## Exercise aim
In the post about a winter drive to Lovell, how far away is Lovell from Cody?
==== Page extract
Friday, February 1, 2013

Shadows Of Our Feelings

On a very cold and mostly sunny winter day, LC and I went for a drive to the small neighboring town of Lovell.
When I used the term "neighboring town" in Tennessee, that typically meant a town 15 or 20 minutes drive from where we lived.
And in the highly populated but small state of Tennessee our town was completely encircled by neighboring towns only a short distance away from each other in every direction.
Lovell is an hour away from Cody - through the small farming town of Powell and then through miles of empty BLM land and then through the tiny-tune-town of Cowley and then through more miles of BLM land before finally reaching Lovell.
My Mountain Boy and I have been half-heartedly exploring other housing options, including the possibility of buying a home here.
Not Cody.  It is too expensive in Cody.  Other neighboring towns don't value their houses or their land quite so highly.  
But only half-heartedly looking and in truth buying a house will likely not happen anytime soon.
We are still too lost.  The economy is still too bad.  The world still doesn't make any sense to us.  We still don't know where we are supposed to be.  We still have a house in Tennessee.
Lovell is a nice enough town, though blue collar and fairly nondescript.  It is Wyoming-close to Yellowstone but also to the Big Horn Mountains, and there-in lies the draw.
While there LC stopped briefly so that I could take pictures of this wall.
========
==== Material
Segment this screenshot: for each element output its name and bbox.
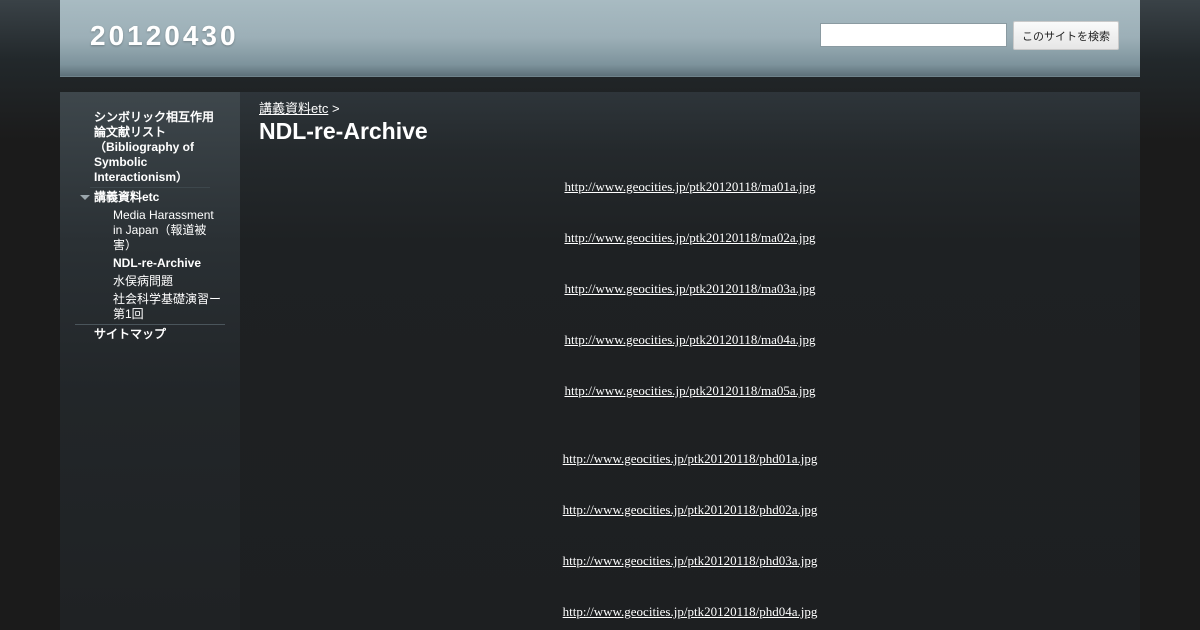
========
## Response to the exercise
An hour away.